_Description of the task_. Search each line below for the word "month" and list those that contain it.

Figure dataset records:

┌────────

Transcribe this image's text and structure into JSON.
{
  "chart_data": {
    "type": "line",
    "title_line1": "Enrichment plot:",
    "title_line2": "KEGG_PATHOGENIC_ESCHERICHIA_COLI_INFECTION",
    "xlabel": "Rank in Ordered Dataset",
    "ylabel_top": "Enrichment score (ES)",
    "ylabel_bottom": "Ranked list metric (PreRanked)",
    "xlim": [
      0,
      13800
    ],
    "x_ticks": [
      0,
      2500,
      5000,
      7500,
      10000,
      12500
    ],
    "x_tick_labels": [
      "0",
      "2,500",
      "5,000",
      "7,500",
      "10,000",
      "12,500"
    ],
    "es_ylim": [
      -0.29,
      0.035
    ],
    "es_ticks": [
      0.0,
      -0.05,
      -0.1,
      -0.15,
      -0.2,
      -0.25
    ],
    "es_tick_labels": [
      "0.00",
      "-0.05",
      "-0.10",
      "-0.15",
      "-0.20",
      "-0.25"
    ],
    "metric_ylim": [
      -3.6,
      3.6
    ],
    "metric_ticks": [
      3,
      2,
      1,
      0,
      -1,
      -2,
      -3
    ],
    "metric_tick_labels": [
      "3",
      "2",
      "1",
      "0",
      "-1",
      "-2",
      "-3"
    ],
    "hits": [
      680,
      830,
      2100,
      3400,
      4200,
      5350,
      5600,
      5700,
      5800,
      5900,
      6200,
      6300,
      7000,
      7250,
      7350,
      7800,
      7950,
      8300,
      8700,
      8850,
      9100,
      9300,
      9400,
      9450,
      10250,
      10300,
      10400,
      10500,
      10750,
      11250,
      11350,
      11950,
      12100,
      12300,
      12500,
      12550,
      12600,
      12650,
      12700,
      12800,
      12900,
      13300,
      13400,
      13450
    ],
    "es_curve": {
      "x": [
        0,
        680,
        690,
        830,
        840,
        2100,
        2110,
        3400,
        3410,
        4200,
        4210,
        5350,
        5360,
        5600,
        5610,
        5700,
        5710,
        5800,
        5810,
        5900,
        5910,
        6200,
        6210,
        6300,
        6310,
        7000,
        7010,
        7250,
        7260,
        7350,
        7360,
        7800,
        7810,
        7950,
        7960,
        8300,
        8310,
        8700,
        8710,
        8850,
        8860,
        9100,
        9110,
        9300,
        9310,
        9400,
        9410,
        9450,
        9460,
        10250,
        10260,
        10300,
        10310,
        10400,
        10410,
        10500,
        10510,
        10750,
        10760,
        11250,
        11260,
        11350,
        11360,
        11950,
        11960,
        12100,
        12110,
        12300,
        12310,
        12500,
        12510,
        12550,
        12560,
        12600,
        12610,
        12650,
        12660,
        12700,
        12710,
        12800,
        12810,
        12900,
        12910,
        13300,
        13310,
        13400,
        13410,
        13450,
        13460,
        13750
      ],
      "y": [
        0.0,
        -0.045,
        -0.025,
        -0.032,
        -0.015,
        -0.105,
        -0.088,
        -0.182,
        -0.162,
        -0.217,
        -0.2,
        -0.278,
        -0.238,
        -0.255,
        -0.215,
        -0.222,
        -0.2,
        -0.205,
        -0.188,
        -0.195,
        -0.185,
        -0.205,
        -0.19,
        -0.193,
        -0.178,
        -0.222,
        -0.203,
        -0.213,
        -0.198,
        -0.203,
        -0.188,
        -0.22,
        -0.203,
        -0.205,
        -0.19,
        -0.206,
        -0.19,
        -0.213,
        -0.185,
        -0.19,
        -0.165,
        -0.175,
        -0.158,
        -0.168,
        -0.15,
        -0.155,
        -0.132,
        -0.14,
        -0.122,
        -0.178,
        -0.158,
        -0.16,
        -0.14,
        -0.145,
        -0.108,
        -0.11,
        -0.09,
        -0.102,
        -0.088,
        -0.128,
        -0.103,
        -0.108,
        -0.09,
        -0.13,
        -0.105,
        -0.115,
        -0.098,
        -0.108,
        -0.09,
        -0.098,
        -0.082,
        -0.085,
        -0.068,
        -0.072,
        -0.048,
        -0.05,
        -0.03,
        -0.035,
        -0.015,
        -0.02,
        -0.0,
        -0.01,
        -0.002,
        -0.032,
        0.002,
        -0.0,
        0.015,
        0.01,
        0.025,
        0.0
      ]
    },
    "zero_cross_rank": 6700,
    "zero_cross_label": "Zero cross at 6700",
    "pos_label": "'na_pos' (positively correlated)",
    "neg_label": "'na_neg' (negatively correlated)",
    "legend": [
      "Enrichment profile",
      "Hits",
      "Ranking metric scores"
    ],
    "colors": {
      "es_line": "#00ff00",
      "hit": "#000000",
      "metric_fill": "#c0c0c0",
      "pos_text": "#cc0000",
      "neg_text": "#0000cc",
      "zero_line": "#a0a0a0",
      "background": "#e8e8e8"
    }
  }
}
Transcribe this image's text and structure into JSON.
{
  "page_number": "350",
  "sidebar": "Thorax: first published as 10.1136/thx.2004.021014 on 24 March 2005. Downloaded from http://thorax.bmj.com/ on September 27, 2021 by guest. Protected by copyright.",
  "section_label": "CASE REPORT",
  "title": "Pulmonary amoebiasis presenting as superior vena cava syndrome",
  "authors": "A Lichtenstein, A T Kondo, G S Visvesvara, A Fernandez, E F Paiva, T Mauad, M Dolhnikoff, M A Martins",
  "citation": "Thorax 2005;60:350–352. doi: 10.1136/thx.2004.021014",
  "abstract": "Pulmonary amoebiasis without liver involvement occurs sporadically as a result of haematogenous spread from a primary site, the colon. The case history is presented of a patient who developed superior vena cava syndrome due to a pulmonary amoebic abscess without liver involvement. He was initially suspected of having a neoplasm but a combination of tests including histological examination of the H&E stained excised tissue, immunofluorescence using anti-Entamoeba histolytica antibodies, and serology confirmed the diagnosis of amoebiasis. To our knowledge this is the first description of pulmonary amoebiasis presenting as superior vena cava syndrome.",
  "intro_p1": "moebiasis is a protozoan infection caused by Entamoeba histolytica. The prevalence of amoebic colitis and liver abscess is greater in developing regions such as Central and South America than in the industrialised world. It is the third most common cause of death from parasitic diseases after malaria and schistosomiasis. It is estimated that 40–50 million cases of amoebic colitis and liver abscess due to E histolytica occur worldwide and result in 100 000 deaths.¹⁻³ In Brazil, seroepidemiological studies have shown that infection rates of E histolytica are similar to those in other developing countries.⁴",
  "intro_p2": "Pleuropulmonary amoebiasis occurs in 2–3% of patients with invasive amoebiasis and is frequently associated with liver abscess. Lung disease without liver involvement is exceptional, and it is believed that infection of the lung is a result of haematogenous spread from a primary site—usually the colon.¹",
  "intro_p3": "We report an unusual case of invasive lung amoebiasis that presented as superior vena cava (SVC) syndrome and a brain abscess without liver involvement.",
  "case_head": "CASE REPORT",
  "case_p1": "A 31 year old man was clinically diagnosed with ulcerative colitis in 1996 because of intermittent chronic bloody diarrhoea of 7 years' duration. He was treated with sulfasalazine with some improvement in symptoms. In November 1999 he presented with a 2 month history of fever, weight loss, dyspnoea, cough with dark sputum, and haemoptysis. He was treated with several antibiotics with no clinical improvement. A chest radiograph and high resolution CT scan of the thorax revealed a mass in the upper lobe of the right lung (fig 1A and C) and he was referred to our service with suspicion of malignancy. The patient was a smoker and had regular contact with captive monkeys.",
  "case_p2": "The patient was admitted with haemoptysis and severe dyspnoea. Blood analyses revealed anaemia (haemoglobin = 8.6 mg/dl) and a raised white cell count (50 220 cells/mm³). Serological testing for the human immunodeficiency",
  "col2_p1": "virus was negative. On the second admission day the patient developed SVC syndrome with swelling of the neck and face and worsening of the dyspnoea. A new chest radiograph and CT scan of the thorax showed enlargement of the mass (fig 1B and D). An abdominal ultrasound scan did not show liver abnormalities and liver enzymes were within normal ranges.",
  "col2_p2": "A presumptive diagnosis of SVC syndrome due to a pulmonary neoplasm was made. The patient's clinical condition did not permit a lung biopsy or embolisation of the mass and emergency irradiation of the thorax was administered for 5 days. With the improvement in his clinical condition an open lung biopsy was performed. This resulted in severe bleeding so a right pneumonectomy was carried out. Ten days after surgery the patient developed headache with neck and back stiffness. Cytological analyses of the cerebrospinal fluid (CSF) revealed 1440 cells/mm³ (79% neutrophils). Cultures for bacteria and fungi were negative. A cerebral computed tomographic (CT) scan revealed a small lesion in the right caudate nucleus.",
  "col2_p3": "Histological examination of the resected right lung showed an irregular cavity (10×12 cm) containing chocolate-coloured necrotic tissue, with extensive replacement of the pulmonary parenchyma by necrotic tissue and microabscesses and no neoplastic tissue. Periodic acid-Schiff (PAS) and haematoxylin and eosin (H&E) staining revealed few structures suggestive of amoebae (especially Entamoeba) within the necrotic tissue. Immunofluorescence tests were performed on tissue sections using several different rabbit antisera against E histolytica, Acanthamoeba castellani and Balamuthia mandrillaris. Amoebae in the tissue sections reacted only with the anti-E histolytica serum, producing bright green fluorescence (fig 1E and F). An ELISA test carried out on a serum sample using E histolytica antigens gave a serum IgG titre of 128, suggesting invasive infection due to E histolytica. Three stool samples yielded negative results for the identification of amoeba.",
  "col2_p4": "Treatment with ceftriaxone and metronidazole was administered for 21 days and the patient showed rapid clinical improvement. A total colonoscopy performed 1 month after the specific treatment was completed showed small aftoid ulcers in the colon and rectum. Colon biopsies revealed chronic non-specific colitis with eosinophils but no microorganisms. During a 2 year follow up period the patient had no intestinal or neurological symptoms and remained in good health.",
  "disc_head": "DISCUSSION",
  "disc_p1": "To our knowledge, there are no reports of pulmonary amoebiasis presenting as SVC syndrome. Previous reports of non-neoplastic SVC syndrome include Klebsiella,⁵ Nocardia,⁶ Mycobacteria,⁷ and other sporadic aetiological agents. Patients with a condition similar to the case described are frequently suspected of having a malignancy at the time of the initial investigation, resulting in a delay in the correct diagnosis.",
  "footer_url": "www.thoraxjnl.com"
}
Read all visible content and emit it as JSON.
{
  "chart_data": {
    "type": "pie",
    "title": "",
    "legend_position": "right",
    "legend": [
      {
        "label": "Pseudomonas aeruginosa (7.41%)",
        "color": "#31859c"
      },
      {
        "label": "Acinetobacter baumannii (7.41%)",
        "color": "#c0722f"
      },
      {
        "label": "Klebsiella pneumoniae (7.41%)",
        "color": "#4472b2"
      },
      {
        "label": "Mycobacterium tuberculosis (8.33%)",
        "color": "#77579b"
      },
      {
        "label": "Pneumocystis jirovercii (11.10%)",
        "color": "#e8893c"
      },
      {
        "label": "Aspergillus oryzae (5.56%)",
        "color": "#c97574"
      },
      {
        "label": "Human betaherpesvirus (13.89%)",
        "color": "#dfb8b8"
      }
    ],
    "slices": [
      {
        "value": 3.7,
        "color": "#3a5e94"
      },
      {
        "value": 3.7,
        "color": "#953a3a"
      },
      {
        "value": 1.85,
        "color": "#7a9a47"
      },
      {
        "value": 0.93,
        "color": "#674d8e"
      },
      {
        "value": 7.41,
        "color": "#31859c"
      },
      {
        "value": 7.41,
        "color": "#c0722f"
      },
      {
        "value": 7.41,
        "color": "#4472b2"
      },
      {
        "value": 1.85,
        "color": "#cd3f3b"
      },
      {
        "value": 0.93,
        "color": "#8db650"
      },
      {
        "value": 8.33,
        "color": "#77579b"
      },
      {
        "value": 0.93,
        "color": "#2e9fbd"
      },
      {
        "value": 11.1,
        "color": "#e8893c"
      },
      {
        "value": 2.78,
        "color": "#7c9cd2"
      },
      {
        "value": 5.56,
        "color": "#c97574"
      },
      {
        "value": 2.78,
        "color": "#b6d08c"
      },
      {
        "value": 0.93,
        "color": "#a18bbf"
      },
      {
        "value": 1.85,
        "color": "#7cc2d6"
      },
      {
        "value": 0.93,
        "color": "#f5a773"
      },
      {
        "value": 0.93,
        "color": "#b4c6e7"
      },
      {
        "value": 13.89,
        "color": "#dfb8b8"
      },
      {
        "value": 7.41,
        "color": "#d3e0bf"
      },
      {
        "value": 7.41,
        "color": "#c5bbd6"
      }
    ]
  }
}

└────────

_Solution to this task_.
  "case_p1": "A 31 year old man was clinically diagnosed with ulcerative colitis in 1996 because of intermittent chronic bloody diarrhoea of 7 years' duration. He was treated with sulfasalazine with some improvement in symptoms. In November 1999 he presented with a 2 month history of fever, weight loss, dyspnoea, cough with dark sputum, and haemoptysis. He was treated with several antibiotics with no clinical improvement. A chest radiograph and high resolution CT scan of the thorax revealed a mass in the upper lobe of the right lung (fig 1A and C) and he was referred to our service with suspicion of malignancy. The patient was a smoker and had regular contact with captive monkeys.",
  "col2_p4": "Treatment with ceftriaxone and metronidazole was administered for 21 days and the patient showed rapid clinical improvement. A total colonoscopy performed 1 month after the specific treatment was completed showed small aftoid ulcers in the colon and rectum. Colon biopsies revealed chronic non-specific colitis with eosinophils but no microorganisms. During a 2 year follow up period the patient had no intestinal or neurological symptoms and remained in good health.",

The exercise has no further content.